• **Objective**
Gather up every line that includes the string "items".

• **Figure collection entries**
——————

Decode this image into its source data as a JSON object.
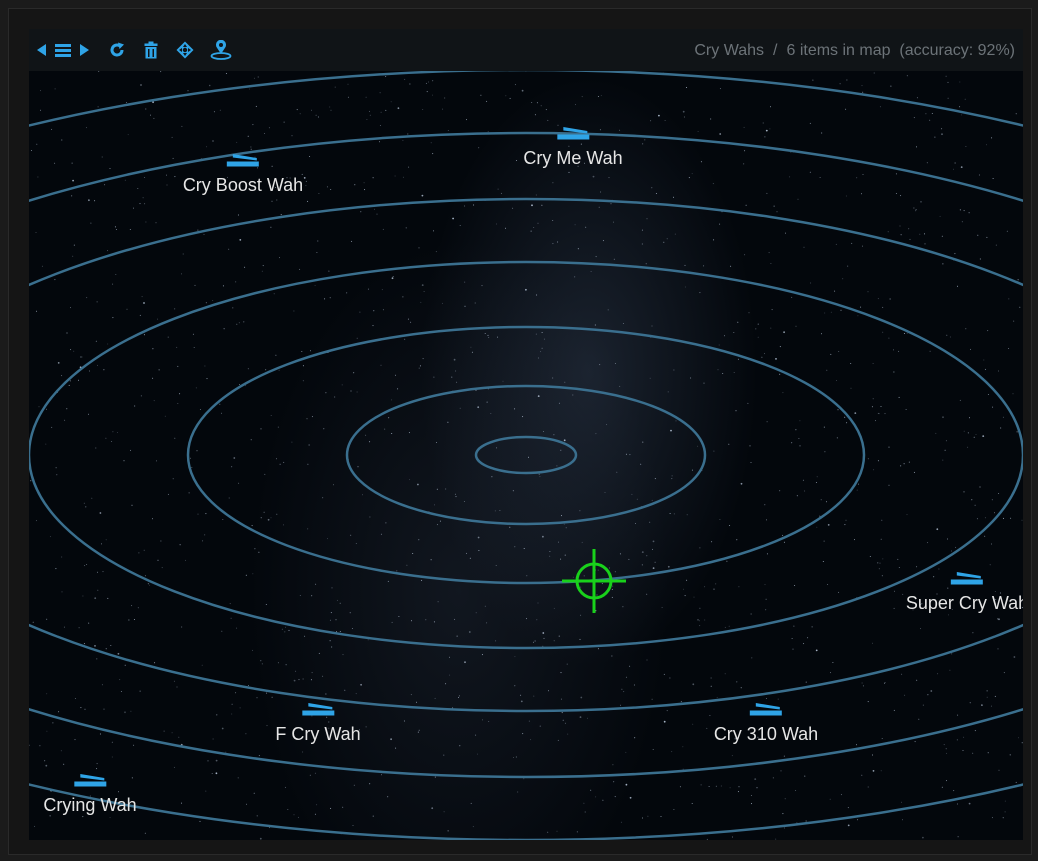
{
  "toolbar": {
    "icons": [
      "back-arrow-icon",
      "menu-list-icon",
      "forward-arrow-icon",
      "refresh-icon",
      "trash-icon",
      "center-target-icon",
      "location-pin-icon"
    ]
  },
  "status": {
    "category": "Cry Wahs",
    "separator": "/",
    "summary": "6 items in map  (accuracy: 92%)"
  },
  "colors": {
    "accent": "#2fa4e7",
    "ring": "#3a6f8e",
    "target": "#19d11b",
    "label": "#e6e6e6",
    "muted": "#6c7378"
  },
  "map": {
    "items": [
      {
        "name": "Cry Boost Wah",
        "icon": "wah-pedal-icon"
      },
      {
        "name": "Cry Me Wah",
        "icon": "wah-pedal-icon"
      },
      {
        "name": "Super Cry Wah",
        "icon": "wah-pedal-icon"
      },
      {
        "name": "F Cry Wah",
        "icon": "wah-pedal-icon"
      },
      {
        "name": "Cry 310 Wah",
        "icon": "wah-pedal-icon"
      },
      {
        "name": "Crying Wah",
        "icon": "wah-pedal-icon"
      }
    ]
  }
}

——————

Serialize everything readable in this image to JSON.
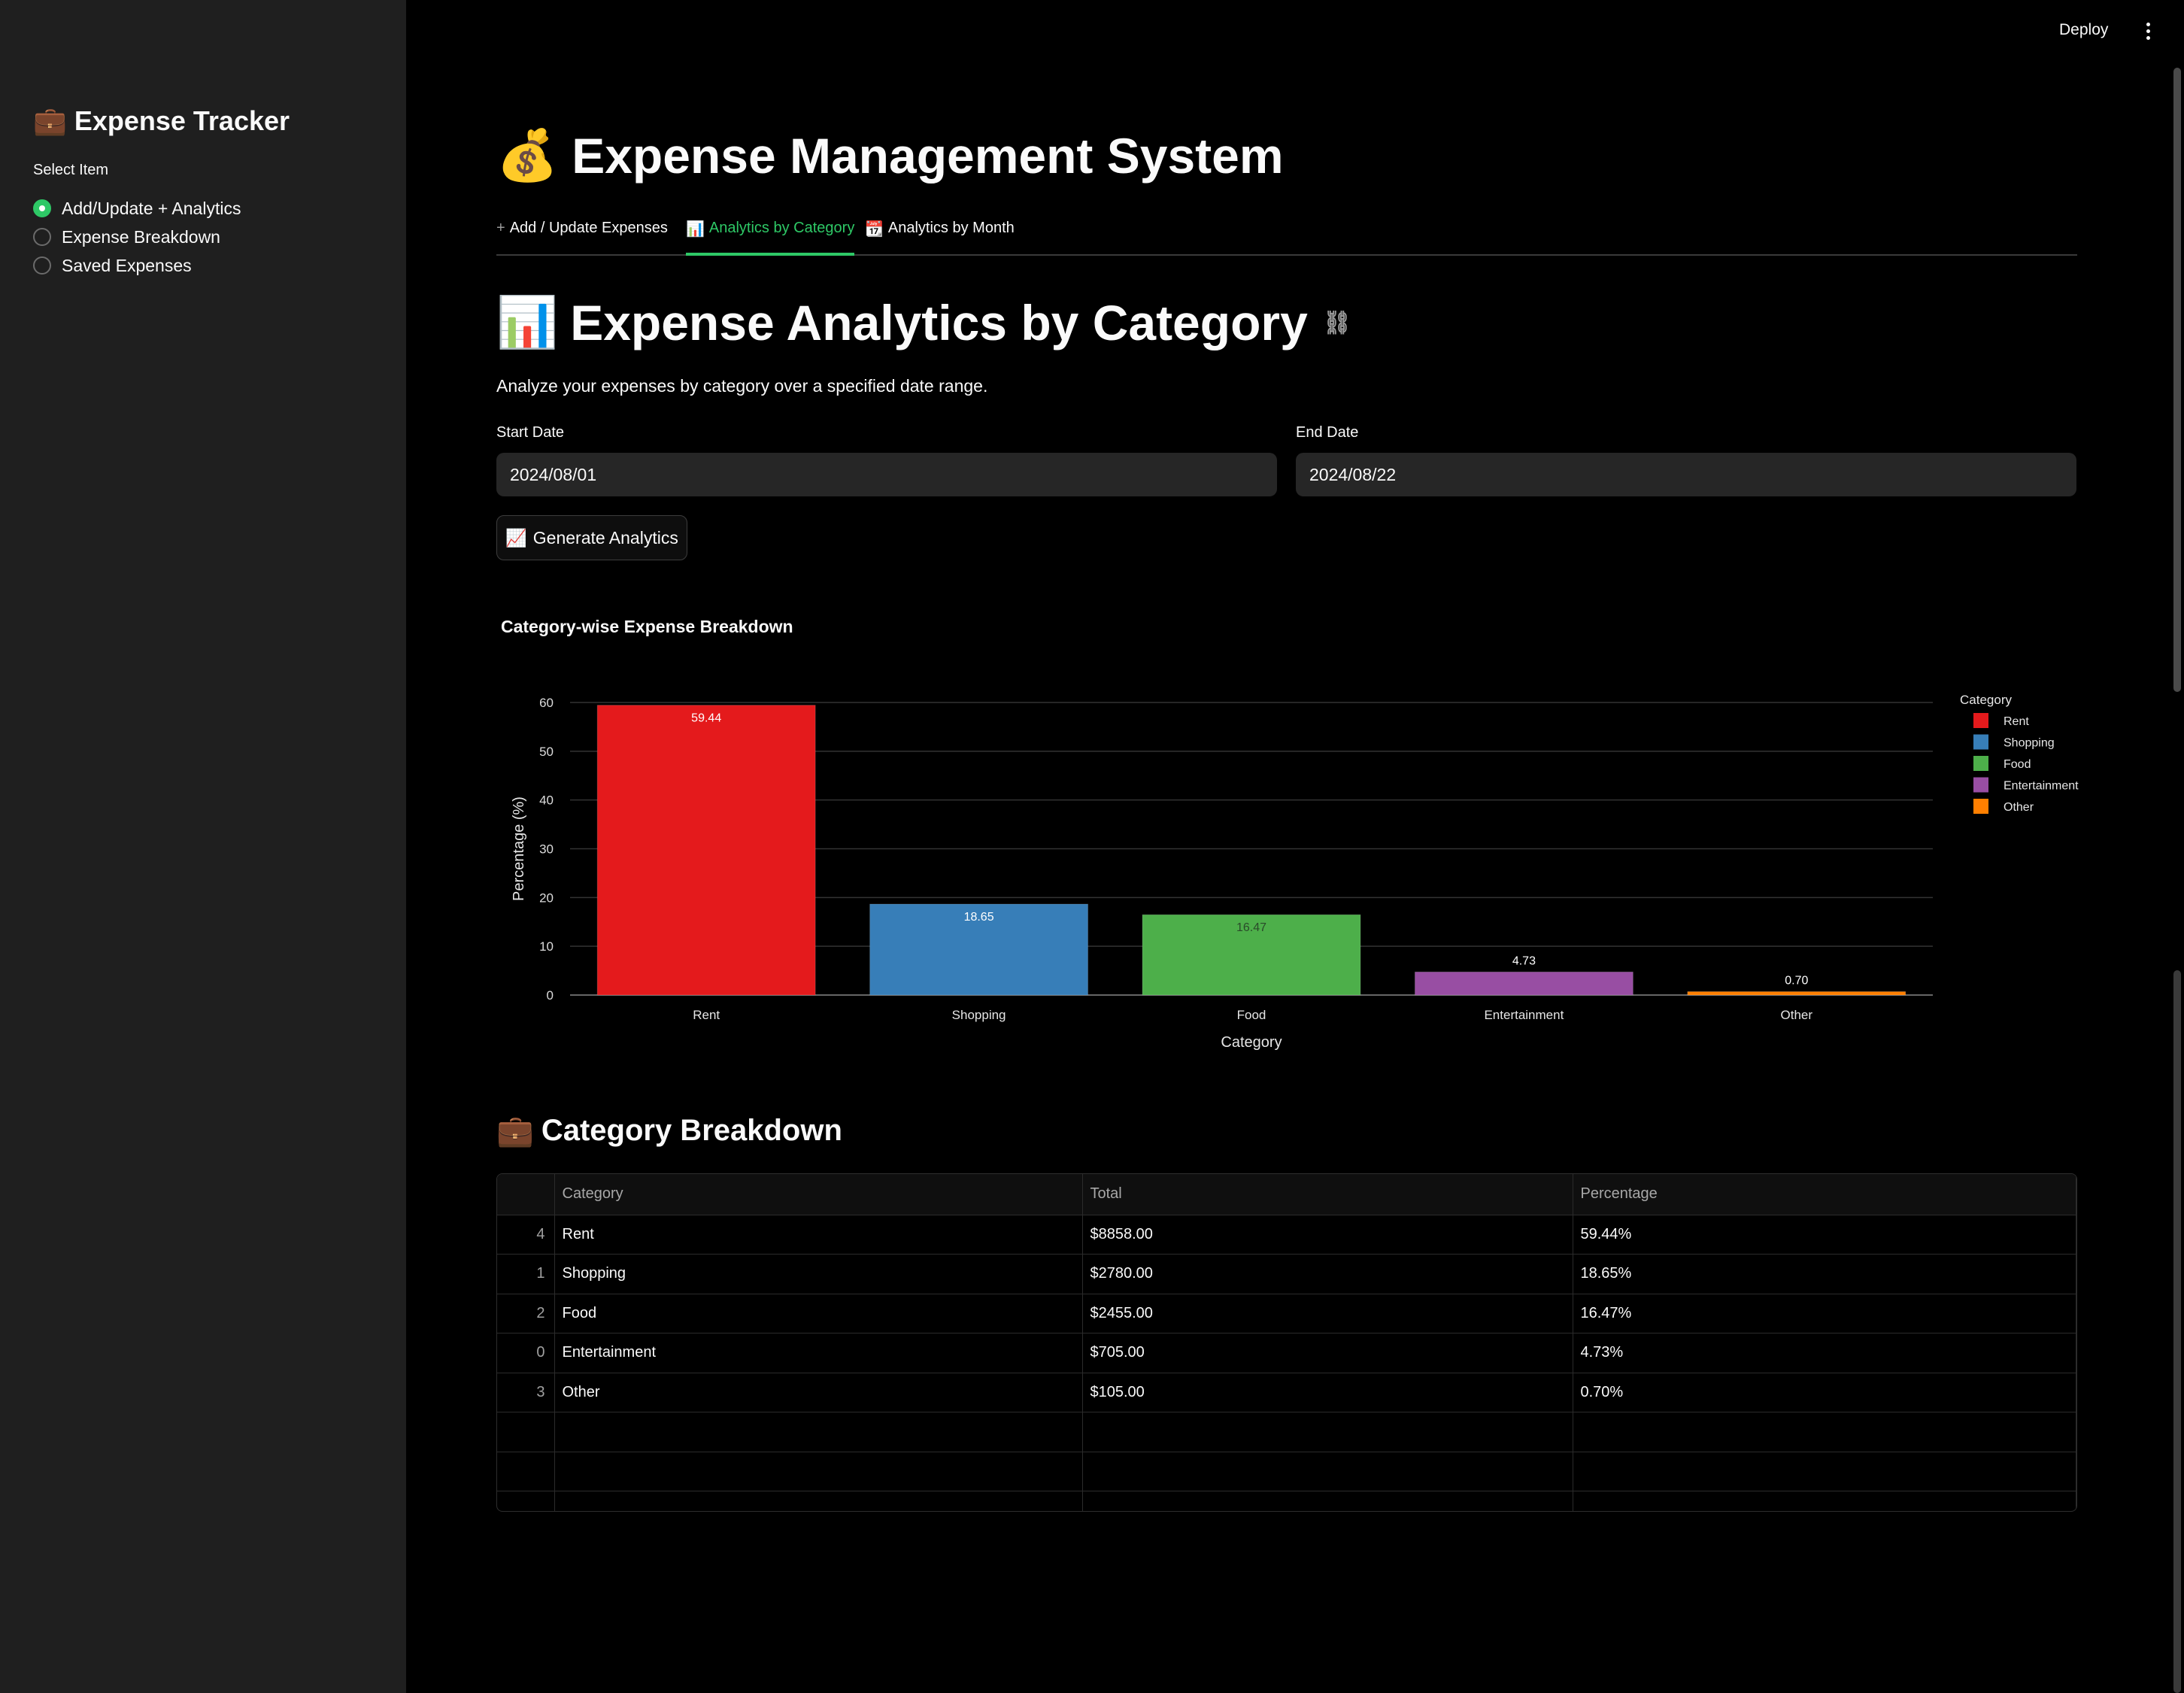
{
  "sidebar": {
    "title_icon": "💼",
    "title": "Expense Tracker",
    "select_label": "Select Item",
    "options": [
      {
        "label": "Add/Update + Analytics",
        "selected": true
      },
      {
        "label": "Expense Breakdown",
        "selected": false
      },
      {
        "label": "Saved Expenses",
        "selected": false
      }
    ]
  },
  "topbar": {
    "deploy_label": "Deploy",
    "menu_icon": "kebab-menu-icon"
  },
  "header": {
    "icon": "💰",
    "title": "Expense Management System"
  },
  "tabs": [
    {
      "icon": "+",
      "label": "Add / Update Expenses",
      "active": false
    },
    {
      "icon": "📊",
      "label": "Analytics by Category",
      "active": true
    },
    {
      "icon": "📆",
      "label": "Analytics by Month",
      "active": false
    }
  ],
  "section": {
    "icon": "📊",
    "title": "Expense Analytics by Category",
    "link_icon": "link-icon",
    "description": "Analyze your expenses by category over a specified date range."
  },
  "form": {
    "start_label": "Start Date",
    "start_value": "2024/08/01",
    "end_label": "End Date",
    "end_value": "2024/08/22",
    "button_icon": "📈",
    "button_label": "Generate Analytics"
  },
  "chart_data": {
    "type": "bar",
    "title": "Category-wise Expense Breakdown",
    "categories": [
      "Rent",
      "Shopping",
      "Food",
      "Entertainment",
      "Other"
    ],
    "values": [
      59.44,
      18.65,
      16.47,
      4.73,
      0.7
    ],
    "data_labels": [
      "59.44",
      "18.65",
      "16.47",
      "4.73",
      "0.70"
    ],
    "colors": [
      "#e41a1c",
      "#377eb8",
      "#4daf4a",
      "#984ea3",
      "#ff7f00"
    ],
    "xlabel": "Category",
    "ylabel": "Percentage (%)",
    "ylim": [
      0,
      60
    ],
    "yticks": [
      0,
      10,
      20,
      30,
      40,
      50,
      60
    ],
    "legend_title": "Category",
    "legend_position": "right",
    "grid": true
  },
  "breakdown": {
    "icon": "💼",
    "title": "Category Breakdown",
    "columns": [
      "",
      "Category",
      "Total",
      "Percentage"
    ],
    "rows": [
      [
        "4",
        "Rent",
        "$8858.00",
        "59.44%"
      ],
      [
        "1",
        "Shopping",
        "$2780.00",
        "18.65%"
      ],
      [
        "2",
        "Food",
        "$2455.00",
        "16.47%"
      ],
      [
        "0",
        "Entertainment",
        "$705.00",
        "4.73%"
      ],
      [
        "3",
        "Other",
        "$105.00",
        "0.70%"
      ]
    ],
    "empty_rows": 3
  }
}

——————

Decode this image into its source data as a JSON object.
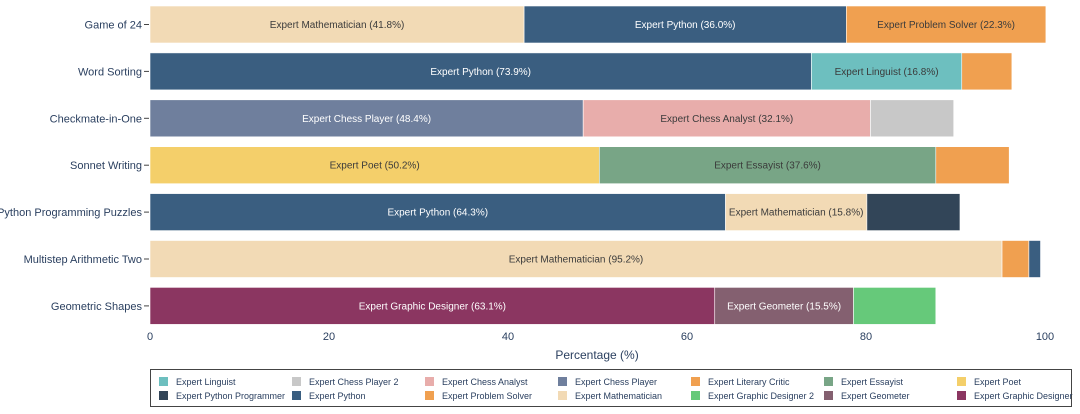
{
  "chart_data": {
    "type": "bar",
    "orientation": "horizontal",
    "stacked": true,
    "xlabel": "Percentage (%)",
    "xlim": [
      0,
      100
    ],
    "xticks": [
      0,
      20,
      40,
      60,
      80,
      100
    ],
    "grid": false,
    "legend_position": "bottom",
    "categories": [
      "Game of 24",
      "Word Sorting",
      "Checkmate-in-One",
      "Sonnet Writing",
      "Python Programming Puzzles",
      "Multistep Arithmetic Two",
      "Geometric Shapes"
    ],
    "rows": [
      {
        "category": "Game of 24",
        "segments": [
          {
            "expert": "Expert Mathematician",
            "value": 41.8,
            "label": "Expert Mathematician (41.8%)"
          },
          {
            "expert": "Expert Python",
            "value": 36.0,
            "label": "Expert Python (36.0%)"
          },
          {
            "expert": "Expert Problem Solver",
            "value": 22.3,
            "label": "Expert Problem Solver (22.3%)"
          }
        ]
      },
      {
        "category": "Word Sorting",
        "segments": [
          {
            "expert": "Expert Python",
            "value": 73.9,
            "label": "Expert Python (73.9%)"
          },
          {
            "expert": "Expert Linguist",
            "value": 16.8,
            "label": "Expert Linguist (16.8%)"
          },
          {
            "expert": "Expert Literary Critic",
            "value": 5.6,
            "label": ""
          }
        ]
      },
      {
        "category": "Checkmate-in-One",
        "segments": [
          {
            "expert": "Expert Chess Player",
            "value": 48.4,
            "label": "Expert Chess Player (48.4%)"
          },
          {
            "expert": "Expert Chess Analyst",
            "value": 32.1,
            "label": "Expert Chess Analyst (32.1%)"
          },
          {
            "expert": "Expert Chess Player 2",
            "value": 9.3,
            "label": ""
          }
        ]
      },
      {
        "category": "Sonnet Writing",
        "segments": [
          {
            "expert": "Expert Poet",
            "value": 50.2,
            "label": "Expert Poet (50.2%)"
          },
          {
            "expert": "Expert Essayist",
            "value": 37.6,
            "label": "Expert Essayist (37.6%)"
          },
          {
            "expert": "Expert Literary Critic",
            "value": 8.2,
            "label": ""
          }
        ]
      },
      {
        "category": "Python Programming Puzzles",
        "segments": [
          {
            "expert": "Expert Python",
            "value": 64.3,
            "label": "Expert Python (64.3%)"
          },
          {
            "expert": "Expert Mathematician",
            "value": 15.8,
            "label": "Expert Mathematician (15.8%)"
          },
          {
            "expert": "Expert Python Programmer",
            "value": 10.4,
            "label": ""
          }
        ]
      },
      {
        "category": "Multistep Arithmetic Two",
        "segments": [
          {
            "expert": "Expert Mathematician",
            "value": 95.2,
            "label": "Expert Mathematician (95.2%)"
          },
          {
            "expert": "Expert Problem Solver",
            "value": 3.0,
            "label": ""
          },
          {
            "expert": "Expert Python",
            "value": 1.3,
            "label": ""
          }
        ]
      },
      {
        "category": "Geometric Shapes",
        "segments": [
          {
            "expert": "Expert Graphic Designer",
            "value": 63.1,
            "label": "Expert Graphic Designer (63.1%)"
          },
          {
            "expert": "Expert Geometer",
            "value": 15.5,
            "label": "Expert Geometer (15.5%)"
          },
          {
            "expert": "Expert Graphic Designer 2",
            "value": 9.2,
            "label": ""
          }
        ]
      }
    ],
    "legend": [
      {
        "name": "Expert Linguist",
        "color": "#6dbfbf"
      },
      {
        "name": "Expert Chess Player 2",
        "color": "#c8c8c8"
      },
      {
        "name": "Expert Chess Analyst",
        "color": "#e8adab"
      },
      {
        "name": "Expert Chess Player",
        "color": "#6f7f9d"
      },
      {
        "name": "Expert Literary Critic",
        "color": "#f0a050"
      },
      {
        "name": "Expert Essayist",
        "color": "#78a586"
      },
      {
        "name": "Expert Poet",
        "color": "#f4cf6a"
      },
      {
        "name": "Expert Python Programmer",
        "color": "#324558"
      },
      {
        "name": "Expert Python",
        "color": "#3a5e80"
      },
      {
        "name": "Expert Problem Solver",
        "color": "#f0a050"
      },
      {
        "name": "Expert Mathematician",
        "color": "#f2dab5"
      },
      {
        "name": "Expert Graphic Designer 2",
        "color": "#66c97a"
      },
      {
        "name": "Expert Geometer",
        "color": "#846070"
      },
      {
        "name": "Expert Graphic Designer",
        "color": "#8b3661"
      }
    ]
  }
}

——————

• **Answer below**
    "summary": "6 items in map  (accuracy: 92%)"
    "items": [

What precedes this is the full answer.